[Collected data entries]
>> START

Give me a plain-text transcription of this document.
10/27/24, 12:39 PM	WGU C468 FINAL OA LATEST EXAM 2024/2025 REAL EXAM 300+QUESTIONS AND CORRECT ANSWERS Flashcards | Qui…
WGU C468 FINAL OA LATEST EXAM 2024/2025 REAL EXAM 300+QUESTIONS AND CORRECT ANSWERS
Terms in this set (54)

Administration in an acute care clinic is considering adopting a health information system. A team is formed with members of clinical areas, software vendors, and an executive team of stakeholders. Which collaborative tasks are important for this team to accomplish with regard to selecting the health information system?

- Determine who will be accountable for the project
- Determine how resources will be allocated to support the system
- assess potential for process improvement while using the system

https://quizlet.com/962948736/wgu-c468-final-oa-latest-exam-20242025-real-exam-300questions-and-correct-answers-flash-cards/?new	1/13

>> END

*Stated exercise*:
Using the data above, return each line exactly as written.

*Task answer*:
Give me a plain-text transcription of this document.
10/27/24, 12:39 PM	WGU C468 FINAL OA LATEST EXAM 2024/2025 REAL EXAM 300+QUESTIONS AND CORRECT ANSWERS Flashcards | Qui…
WGU C468 FINAL OA LATEST EXAM 2024/2025 REAL EXAM 300+QUESTIONS AND CORRECT ANSWERS
Terms in this set (54)

Administration in an acute care clinic is considering adopting a health information system. A team is formed with members of clinical areas, software vendors, and an executive team of stakeholders. Which collaborative tasks are important for this team to accomplish with regard to selecting the health information system?

- Determine who will be accountable for the project
- Determine how resources will be allocated to support the system
- assess potential for process improvement while using the system

https://quizlet.com/962948736/wgu-c468-final-oa-latest-exam-20242025-real-exam-300questions-and-correct-answers-flash-cards/?new	1/13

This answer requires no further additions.